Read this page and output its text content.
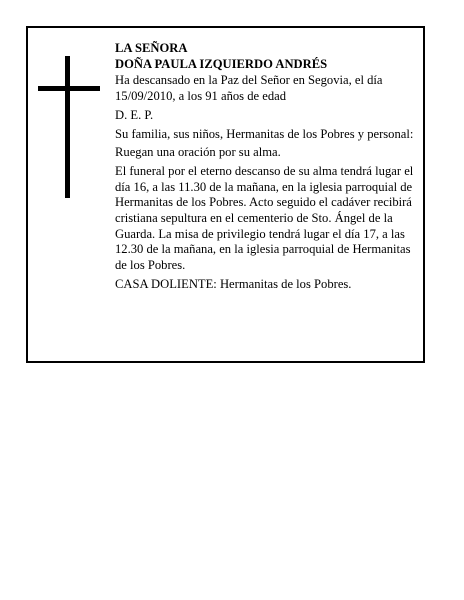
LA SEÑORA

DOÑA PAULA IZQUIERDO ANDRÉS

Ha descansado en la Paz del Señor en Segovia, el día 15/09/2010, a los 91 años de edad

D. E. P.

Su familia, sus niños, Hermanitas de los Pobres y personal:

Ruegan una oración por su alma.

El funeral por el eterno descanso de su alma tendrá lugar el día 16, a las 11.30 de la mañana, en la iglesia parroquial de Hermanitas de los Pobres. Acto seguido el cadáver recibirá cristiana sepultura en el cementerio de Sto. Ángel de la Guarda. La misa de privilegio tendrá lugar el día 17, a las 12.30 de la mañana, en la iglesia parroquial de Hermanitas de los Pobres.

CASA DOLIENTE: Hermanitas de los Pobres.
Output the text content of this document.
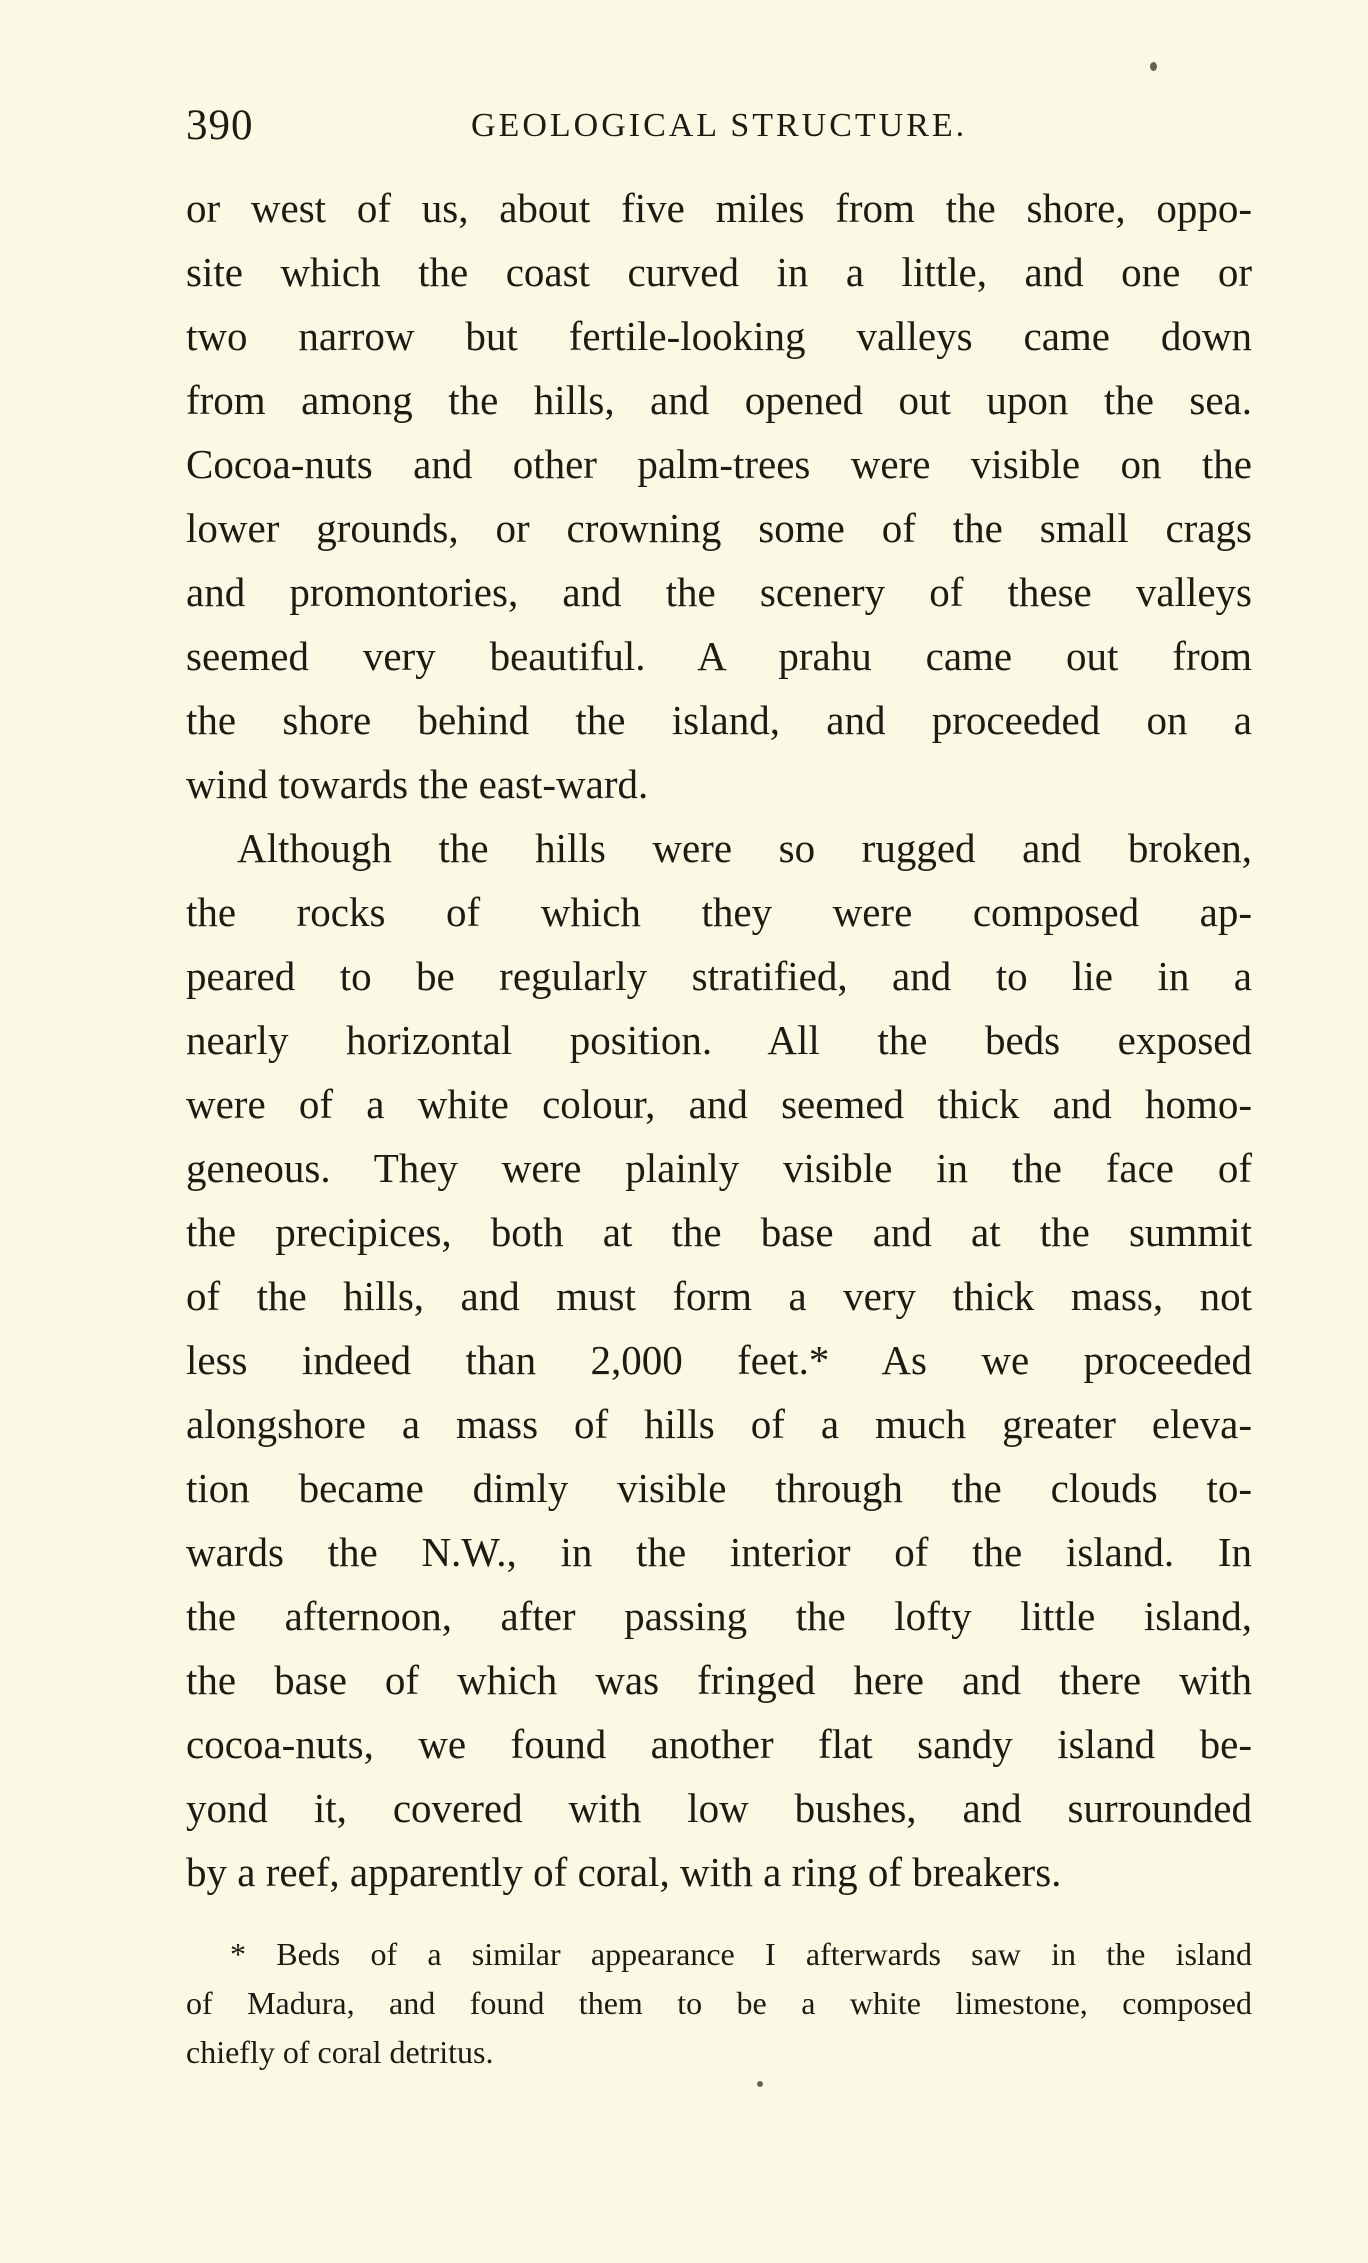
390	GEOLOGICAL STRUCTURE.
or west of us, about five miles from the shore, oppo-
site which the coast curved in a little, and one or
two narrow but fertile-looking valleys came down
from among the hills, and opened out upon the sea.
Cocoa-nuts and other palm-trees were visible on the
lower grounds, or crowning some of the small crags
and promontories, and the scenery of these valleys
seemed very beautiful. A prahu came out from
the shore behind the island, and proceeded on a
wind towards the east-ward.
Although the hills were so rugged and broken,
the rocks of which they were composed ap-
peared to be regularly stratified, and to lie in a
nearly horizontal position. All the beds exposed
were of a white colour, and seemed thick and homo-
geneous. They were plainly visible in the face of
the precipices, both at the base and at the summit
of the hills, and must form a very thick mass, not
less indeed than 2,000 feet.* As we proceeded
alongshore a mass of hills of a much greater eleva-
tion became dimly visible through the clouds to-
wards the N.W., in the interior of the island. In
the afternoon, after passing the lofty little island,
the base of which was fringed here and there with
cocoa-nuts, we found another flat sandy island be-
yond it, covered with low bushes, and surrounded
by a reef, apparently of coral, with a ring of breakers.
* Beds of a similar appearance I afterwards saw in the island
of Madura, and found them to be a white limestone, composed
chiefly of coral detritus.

• • • •

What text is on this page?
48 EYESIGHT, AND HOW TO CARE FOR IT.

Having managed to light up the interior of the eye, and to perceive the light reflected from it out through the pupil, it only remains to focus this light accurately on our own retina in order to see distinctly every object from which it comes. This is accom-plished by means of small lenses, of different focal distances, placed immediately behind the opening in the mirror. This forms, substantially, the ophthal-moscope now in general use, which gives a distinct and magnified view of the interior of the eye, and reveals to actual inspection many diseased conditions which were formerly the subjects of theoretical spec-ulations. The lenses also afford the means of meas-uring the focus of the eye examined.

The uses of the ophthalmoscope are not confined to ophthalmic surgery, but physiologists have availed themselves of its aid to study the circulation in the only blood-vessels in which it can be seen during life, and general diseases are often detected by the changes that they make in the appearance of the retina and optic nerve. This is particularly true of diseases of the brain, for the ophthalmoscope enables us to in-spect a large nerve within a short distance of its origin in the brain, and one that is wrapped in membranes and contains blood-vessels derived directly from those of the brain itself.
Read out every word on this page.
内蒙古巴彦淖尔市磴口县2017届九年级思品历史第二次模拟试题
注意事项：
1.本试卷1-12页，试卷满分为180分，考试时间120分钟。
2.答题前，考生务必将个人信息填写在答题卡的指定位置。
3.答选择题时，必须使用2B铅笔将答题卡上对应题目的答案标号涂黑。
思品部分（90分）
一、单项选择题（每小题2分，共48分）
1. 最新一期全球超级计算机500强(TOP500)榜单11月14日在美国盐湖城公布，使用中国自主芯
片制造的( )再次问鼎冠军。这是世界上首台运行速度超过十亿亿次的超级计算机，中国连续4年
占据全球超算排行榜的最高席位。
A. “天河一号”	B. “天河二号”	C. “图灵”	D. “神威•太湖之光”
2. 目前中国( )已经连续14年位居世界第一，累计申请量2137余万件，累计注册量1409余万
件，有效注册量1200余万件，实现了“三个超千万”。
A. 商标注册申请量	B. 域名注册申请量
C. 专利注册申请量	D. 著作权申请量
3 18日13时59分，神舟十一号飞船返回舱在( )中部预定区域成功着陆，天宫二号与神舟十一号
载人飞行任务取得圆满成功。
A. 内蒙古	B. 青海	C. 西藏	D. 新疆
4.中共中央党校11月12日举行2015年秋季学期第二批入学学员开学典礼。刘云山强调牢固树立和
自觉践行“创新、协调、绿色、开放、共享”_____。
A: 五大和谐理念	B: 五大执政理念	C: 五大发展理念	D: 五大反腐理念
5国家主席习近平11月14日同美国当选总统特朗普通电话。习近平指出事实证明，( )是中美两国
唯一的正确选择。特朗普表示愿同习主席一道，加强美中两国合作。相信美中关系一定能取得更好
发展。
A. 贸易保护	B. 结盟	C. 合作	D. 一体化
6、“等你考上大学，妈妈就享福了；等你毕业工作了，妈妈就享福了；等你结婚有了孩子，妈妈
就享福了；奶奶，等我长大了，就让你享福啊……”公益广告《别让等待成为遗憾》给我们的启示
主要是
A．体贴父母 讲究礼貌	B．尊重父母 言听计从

• • • •

Short problem:
Report back each line of the entries that holds the string "page".

Reply to the exercise:
Read this page and output its text content.
What text is on this page?
Read out every word on this page.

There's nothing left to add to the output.